Supplied passage:
┄┄┄┄┄┄┄┄┄┄

3

We know what undefined behavior is and we (more or less) know the reasons (performance, cross-platform compatibility) of most of them. Assuming a given platform, say Windows 32 bit, can we consider an undefined behavior as well-known and consistent across the platform? I understand there is not a general answer then I would restrict to two common UB I see pretty often in production code (in use from years).

1) Reference. Give this union:

union {
    int value;
    unsigned char bytes[sizeof(int)];
} test;

Initialized like this:

test.value = 0x12345678;

Then accessed with:

for (int i=0; i < sizeof(test.bytes); ++i)
    printf("%d\n", test.bytes[i]);

2) Reference. Given an array of unsigned short* casting to (for example) float* and accessing it (reference, no padding between array members).

Is code relying on well-known UBs (like those) working by case (assuming compiler may change and for sure compiler version will change for sure) or even if they're UB for cross-platform code they rely on platform specific details (then it won't change if we don't change platform)? Does same reasoning apply also to unspecified behavior (when compiler documentation doesn't say anything about it)?

EDIT According to this post starting from C99 type punning is just unspecified, not undefined.

┄┄┄┄┄┄┄┄┄┄

Task 1: Translate this sentence from the undefined behavior thread into Spanish: "Assuming a given platform, say Windows 32 bit, can we consider an undefined behavior as well-known and consistent across the platform?"
Task 2: Revise the undefined behavior thread between "Is code relying" and "unspecified, not undefined.", inclusive, so that "toolchain" stands in place of "compiler".

Data block:
┄┄┄┄┄┄┄┄┄┄

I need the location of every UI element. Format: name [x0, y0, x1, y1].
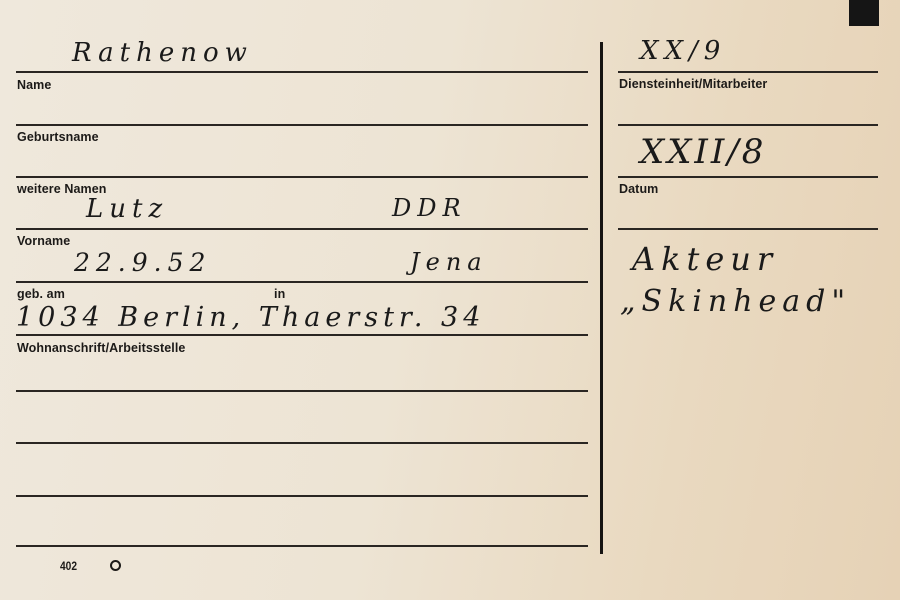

┄┄┄┄┄┄┄┄┄┄

Right answer 1: Suponiendo una plataforma dada, por ejemplo Windows de 32 bits, ¿podemos considerar un comportamiento indefinido como bien conocido y coherente en toda la plataforma?

Right answer 2:
Is code relying on well-known UBs (like those) working by case (assuming toolchain may change and for sure toolchain version will change for sure) or even if they're UB for cross-platform code they rely on platform specific details (then it won't change if we don't change platform)? Does same reasoning apply also to unspecified behavior (when toolchain documentation doesn't say anything about it)?

EDIT According to this post starting from C99 type punning is just unspecified, not undefined.